Data in this exercise
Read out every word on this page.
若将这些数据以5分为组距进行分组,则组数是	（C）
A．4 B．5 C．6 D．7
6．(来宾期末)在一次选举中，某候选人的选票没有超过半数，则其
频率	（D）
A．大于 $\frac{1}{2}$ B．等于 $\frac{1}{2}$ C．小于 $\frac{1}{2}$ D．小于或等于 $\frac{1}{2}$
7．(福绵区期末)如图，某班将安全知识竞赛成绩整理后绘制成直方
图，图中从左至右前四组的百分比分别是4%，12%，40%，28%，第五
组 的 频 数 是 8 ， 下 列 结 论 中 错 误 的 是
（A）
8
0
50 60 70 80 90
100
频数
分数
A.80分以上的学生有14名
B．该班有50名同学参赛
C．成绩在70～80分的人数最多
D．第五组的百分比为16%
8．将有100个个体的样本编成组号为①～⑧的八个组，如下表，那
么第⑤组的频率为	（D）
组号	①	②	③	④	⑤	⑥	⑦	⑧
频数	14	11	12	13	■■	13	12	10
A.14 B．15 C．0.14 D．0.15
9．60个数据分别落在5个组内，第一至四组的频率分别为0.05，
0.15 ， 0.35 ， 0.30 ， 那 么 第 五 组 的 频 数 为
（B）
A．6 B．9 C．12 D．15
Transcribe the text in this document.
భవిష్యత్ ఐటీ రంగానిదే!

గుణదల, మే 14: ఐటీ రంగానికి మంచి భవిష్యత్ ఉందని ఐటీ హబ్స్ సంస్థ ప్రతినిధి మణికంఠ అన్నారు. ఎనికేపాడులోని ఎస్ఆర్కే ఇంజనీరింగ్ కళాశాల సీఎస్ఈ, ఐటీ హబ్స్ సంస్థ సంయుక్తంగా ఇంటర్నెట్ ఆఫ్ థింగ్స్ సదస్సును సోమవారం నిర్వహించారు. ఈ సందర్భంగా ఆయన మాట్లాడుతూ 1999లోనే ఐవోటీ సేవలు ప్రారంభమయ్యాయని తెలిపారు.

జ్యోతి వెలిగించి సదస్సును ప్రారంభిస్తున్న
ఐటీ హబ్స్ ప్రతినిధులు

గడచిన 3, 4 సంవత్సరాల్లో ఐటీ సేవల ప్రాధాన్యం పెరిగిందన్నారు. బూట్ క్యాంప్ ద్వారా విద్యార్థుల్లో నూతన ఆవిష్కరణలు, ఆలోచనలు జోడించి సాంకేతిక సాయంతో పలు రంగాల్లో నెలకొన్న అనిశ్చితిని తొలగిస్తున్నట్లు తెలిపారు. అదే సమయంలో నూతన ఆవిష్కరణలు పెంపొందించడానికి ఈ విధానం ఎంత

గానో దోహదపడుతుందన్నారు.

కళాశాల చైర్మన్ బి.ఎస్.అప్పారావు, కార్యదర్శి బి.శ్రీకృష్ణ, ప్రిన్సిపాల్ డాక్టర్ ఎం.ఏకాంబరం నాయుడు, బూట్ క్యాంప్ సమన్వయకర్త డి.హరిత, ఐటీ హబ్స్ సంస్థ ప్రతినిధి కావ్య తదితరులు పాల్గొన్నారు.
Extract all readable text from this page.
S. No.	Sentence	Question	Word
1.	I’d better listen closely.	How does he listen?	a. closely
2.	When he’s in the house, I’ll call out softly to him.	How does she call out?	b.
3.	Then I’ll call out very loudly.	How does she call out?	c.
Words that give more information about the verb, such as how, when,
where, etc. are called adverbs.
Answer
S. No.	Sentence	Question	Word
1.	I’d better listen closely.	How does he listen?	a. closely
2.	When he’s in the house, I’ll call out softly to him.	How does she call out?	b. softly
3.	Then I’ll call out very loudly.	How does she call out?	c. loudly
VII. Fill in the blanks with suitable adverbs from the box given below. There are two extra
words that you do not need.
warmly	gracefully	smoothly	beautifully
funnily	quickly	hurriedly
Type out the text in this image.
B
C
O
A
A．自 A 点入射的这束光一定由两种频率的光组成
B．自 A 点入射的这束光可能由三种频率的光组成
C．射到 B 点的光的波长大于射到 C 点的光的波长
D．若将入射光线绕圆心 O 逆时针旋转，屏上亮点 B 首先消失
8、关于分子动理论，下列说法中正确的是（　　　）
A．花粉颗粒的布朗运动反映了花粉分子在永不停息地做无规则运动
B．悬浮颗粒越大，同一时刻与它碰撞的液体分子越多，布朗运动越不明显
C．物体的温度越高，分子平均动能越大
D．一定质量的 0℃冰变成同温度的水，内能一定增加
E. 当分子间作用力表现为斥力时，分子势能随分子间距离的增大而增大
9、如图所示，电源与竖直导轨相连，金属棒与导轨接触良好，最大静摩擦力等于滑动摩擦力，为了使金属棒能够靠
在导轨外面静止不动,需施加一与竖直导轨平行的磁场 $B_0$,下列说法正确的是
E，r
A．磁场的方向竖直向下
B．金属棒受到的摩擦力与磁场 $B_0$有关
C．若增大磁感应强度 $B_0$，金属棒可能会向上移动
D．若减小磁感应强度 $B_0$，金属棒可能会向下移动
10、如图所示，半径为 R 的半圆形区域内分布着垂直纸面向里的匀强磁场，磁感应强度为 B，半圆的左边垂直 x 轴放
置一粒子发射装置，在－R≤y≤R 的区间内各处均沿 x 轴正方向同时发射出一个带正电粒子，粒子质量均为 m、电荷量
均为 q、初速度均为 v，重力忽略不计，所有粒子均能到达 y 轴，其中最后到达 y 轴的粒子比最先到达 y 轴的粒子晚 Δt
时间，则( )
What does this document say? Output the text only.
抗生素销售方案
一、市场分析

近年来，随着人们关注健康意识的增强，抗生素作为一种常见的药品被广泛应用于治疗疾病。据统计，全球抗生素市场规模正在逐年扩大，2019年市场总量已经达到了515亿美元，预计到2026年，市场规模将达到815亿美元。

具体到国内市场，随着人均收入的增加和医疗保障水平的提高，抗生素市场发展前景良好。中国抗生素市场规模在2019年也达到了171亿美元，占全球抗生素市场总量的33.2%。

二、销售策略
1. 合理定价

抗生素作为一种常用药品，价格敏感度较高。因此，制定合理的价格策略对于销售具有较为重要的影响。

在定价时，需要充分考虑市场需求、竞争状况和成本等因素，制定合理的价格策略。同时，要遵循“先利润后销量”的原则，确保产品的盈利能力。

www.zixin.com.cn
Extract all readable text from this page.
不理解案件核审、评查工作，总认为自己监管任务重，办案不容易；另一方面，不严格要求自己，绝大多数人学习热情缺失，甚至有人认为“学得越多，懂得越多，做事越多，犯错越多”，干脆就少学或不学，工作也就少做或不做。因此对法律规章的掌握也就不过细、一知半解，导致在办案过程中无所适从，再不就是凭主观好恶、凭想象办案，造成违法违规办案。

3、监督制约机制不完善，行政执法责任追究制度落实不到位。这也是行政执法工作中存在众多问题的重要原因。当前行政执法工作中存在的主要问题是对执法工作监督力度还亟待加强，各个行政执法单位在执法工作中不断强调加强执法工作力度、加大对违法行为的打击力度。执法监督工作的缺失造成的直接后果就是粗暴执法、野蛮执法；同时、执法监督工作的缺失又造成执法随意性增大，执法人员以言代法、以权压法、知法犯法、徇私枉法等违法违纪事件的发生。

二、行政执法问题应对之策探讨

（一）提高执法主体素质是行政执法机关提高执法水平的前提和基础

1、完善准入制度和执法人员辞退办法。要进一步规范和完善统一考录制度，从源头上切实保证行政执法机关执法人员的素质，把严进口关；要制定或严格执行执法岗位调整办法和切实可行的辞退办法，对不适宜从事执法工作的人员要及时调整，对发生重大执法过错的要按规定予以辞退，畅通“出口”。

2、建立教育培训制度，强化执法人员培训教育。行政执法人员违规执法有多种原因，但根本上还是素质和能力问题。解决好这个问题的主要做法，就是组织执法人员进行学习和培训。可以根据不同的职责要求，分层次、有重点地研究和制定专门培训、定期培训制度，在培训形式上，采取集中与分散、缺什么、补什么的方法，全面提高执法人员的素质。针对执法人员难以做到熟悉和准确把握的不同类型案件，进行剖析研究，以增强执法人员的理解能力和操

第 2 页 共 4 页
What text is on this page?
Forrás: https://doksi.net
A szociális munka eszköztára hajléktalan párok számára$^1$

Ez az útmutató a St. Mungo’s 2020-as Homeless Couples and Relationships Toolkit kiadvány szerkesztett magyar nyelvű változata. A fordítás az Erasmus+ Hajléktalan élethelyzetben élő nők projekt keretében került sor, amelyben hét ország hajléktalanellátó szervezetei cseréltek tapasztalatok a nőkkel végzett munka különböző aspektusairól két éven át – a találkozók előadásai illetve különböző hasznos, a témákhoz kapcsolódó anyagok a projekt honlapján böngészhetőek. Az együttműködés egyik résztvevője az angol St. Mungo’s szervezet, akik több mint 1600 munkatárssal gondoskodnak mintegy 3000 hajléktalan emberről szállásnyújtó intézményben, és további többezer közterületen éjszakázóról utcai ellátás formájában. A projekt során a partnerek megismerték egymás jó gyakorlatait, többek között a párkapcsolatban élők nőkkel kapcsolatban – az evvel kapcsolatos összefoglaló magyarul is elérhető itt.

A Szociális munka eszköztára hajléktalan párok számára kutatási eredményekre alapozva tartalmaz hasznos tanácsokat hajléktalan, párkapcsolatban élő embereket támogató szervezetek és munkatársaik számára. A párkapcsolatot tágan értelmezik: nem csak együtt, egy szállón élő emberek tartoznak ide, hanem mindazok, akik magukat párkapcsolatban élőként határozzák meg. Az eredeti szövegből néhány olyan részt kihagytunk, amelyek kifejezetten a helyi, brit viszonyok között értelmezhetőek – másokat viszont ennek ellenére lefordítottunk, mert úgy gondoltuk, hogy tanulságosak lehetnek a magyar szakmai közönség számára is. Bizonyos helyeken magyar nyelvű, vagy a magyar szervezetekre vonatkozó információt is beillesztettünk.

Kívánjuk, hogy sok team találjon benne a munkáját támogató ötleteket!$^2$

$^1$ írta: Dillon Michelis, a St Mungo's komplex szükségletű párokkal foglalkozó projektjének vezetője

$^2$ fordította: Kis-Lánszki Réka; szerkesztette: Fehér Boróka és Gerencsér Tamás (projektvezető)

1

Exercise details
Pick out the lines above containing the word "loudly", then copy them.

Finished answer
3.	Then I’ll call out very loudly.	How does she call out?	c.
3.	Then I’ll call out very loudly.	How does she call out?	c. loudly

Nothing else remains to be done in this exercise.